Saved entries

#####

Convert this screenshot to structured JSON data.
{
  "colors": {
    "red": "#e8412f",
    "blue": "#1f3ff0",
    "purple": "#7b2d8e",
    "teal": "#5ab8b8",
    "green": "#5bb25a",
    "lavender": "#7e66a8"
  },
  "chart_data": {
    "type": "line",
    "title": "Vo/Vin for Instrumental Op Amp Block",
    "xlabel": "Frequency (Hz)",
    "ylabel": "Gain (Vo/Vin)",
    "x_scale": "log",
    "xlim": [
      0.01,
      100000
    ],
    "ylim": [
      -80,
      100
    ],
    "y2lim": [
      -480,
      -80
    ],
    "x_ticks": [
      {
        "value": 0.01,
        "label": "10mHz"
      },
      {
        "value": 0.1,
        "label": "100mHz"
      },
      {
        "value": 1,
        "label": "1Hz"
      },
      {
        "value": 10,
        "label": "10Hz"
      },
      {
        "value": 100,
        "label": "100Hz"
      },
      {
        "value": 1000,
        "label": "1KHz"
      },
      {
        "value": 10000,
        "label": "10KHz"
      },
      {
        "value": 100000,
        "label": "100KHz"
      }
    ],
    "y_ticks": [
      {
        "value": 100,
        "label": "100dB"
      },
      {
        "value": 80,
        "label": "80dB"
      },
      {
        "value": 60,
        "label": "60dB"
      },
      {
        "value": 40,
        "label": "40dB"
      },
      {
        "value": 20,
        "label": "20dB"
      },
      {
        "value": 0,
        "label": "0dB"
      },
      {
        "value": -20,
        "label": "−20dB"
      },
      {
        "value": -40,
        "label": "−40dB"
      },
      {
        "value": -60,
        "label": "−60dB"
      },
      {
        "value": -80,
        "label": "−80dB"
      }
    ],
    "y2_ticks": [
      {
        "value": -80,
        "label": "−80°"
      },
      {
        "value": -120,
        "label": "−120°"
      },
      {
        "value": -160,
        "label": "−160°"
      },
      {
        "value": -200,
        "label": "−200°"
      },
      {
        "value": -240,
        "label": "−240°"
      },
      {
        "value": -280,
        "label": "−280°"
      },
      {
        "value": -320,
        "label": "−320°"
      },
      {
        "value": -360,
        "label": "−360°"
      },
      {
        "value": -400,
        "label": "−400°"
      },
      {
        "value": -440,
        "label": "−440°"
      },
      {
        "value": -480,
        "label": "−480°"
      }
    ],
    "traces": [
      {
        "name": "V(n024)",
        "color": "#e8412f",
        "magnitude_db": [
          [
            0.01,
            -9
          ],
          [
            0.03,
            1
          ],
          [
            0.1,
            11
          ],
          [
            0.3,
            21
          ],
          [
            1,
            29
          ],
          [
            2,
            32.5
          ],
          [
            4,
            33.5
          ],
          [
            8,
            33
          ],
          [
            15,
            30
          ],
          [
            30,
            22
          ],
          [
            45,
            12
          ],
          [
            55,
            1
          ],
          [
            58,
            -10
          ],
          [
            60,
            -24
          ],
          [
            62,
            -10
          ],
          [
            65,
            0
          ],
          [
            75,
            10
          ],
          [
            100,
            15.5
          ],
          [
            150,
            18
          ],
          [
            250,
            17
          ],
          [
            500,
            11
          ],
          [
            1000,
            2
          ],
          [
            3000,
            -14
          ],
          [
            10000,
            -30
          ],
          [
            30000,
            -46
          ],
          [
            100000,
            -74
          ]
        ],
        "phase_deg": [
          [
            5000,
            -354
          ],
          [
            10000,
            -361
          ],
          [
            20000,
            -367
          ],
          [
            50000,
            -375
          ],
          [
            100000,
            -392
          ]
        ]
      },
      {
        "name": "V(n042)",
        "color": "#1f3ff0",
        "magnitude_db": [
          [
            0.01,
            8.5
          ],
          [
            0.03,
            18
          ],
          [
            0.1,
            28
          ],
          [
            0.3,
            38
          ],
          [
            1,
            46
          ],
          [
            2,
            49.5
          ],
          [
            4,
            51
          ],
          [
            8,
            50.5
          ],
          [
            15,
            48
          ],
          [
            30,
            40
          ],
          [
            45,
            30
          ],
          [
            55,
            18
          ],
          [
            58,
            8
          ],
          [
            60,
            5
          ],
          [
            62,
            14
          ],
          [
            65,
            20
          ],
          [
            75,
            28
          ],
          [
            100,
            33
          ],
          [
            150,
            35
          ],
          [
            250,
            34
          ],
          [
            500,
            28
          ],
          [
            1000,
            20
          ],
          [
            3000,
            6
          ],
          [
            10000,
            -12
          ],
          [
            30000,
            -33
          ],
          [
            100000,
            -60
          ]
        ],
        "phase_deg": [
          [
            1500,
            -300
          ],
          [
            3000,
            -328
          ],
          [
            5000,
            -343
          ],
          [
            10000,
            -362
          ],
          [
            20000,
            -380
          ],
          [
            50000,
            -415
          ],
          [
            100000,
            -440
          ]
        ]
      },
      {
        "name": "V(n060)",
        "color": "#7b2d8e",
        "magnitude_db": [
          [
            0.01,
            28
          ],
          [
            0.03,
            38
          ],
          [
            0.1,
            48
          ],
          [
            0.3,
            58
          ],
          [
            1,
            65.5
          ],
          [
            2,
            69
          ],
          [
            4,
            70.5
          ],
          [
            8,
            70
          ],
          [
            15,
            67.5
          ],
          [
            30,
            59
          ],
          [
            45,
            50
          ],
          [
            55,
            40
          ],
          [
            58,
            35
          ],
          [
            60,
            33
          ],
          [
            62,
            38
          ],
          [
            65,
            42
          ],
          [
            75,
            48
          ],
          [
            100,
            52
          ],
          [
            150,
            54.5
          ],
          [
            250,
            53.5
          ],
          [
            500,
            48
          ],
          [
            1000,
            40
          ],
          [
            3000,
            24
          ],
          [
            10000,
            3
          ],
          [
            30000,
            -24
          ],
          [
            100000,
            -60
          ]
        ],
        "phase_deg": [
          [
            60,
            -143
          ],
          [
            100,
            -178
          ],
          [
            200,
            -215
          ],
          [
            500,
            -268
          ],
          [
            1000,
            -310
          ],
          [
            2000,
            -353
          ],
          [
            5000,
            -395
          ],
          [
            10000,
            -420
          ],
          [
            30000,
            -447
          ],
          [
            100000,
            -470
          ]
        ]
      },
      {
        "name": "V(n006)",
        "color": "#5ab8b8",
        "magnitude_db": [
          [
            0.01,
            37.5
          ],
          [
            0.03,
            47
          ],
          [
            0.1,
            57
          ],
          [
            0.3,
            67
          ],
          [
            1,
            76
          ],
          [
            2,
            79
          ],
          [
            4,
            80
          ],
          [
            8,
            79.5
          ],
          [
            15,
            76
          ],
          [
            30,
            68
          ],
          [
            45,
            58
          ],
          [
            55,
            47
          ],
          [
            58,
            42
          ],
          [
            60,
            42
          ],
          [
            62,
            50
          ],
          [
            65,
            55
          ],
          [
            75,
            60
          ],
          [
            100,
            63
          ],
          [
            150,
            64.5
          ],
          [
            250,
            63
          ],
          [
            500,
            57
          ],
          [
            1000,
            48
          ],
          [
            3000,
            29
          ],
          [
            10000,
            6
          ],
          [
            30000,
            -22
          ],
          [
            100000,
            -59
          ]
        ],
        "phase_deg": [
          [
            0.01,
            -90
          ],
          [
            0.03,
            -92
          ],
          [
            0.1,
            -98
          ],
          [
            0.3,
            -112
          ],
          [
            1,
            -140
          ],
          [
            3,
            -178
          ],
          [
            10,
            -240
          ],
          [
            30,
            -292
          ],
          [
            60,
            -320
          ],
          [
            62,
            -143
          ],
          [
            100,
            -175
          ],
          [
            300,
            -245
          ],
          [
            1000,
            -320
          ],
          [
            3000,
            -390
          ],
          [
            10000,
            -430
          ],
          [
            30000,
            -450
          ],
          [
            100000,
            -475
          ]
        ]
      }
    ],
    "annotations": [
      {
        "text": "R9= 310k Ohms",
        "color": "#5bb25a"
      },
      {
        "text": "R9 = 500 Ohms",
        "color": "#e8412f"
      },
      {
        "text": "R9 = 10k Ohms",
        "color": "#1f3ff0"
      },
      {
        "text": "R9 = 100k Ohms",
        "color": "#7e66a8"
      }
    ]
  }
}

#####

Gather and copy every line of the data in which the string "name" is found.

**Answer to this exercise:**
        "name": "V(n024)",
        "name": "V(n042)",
        "name": "V(n060)",
        "name": "V(n006)",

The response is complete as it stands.